- Problem description -
Without the pictures, set down the records below word for word.
START
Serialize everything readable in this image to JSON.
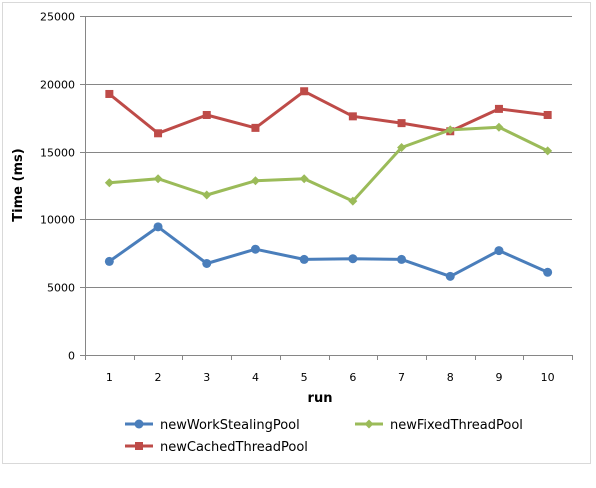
{
  "chart_data": {
    "type": "line",
    "title": "",
    "xlabel": "run",
    "ylabel": "Time (ms)",
    "x": [
      1,
      2,
      3,
      4,
      5,
      6,
      7,
      8,
      9,
      10
    ],
    "ylim": [
      0,
      25000
    ],
    "yticks": [
      0,
      5000,
      10000,
      15000,
      20000,
      25000
    ],
    "grid": "horizontal",
    "legend": "bottom",
    "series": [
      {
        "name": "newWorkStealingPool",
        "color": "#4a7ebb",
        "marker": "circle",
        "values": [
          6900,
          9450,
          6750,
          7800,
          7050,
          7100,
          7050,
          5800,
          7700,
          6100
        ]
      },
      {
        "name": "newFixedThreadPool",
        "color": "#9bbb59",
        "marker": "diamond",
        "values": [
          12700,
          13000,
          11800,
          12850,
          13000,
          11350,
          15300,
          16600,
          16800,
          15050
        ]
      },
      {
        "name": "newCachedThreadPool",
        "color": "#be4b48",
        "marker": "square",
        "values": [
          19250,
          16350,
          17700,
          16750,
          19450,
          17600,
          17100,
          16500,
          18150,
          17700
        ]
      }
    ]
  }
}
END
- Task result -
Serialize everything readable in this image to JSON.
{
  "chart_data": {
    "type": "line",
    "title": "",
    "xlabel": "run",
    "ylabel": "Time (ms)",
    "x": [
      1,
      2,
      3,
      4,
      5,
      6,
      7,
      8,
      9,
      10
    ],
    "ylim": [
      0,
      25000
    ],
    "yticks": [
      0,
      5000,
      10000,
      15000,
      20000,
      25000
    ],
    "grid": "horizontal",
    "legend": "bottom",
    "series": [
      {
        "name": "newWorkStealingPool",
        "color": "#4a7ebb",
        "marker": "circle",
        "values": [
          6900,
          9450,
          6750,
          7800,
          7050,
          7100,
          7050,
          5800,
          7700,
          6100
        ]
      },
      {
        "name": "newFixedThreadPool",
        "color": "#9bbb59",
        "marker": "diamond",
        "values": [
          12700,
          13000,
          11800,
          12850,
          13000,
          11350,
          15300,
          16600,
          16800,
          15050
        ]
      },
      {
        "name": "newCachedThreadPool",
        "color": "#be4b48",
        "marker": "square",
        "values": [
          19250,
          16350,
          17700,
          16750,
          19450,
          17600,
          17100,
          16500,
          18150,
          17700
        ]
      }
    ]
  }
}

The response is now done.